Problem to solve: Search the entries for the word "ylabel" and pull out each line that has it.

Extracted data:
^^^^
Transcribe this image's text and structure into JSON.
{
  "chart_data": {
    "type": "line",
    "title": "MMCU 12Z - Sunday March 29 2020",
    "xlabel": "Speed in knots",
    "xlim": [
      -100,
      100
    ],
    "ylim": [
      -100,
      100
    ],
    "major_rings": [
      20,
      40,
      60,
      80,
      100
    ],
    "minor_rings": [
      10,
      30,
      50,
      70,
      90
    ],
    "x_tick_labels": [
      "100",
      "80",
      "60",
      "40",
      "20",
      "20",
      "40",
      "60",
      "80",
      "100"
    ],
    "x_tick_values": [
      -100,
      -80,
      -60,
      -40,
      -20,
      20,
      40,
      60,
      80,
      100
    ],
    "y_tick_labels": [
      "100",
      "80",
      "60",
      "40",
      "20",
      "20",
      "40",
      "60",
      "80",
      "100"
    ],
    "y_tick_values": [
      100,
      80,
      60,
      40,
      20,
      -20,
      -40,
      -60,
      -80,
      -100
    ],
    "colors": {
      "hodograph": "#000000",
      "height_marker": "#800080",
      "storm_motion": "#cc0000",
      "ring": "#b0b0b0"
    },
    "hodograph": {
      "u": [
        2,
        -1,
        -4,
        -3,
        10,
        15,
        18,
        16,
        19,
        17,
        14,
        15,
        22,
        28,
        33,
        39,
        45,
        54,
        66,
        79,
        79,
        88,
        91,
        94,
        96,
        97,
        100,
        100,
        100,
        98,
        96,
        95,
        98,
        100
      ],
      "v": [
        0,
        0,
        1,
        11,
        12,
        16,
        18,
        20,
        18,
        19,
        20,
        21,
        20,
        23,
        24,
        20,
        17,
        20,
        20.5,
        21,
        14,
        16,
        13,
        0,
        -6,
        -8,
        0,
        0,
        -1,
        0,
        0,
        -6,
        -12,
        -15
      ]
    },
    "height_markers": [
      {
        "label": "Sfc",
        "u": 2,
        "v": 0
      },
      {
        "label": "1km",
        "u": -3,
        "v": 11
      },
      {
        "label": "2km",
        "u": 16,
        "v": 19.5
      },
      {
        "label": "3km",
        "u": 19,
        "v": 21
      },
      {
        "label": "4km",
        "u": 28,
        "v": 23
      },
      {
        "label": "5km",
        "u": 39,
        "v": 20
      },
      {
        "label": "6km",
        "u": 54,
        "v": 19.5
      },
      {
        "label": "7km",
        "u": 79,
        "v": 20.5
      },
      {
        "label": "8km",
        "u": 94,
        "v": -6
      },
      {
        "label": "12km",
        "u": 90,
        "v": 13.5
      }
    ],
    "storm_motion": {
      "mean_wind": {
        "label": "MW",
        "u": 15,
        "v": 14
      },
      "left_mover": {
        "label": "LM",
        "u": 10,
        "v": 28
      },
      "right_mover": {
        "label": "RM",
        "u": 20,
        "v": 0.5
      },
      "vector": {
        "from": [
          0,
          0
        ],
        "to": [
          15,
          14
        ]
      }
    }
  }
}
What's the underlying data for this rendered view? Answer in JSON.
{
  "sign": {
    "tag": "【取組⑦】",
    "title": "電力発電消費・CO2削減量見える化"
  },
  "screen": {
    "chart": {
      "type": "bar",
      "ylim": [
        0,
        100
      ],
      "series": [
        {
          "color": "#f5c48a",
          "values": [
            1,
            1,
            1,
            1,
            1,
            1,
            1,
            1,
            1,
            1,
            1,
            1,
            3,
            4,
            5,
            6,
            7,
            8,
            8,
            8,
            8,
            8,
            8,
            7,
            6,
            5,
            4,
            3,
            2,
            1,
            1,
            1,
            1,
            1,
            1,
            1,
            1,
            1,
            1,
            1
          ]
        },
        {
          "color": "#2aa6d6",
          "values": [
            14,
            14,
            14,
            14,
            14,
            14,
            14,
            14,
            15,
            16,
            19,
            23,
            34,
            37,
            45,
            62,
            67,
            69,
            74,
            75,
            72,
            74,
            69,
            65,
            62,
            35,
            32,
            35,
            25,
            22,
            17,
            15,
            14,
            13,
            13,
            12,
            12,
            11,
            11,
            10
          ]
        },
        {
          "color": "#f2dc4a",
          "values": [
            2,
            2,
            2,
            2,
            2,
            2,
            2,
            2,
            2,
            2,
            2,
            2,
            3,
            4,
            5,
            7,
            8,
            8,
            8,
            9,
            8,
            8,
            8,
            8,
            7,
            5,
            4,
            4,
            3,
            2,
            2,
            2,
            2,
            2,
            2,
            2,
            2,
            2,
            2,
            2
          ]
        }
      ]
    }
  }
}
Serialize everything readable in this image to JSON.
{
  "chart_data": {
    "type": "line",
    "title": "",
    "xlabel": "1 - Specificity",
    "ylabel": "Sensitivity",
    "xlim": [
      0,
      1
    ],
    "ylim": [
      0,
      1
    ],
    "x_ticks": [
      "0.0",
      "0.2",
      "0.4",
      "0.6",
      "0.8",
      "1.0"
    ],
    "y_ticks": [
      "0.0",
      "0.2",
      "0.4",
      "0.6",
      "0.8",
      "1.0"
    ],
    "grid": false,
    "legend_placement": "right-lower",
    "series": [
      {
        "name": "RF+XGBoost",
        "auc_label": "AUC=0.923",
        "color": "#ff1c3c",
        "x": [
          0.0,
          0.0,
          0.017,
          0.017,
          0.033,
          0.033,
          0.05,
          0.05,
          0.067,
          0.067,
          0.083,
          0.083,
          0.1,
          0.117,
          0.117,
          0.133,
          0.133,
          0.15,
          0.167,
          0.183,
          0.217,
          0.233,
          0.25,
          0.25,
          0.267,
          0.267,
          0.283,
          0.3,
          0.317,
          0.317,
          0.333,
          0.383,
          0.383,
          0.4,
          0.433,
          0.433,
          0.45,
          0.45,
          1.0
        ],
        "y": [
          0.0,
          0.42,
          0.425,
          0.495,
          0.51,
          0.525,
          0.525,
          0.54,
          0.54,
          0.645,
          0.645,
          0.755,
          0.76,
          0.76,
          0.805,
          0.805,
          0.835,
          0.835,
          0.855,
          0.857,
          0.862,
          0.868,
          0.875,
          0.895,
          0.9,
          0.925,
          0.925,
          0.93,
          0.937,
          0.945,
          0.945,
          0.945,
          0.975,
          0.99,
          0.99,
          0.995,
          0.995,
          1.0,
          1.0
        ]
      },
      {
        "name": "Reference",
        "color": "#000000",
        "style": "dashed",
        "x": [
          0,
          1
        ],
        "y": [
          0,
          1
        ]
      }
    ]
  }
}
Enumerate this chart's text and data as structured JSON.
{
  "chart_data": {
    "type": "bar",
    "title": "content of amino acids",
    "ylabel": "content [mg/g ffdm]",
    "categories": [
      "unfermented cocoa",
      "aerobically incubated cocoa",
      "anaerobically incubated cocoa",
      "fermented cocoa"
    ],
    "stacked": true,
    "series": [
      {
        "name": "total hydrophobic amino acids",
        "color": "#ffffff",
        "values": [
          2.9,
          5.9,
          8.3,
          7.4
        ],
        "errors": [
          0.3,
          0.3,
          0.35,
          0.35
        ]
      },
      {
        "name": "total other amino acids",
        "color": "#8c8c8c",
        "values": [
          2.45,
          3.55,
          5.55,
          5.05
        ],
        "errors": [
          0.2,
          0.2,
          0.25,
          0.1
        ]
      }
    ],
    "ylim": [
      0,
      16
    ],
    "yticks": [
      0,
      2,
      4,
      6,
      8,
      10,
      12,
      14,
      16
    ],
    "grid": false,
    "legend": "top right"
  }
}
^^^^
Task result:
    "ylabel": "Sensitivity",
    "ylabel": "content [mg/g ffdm]",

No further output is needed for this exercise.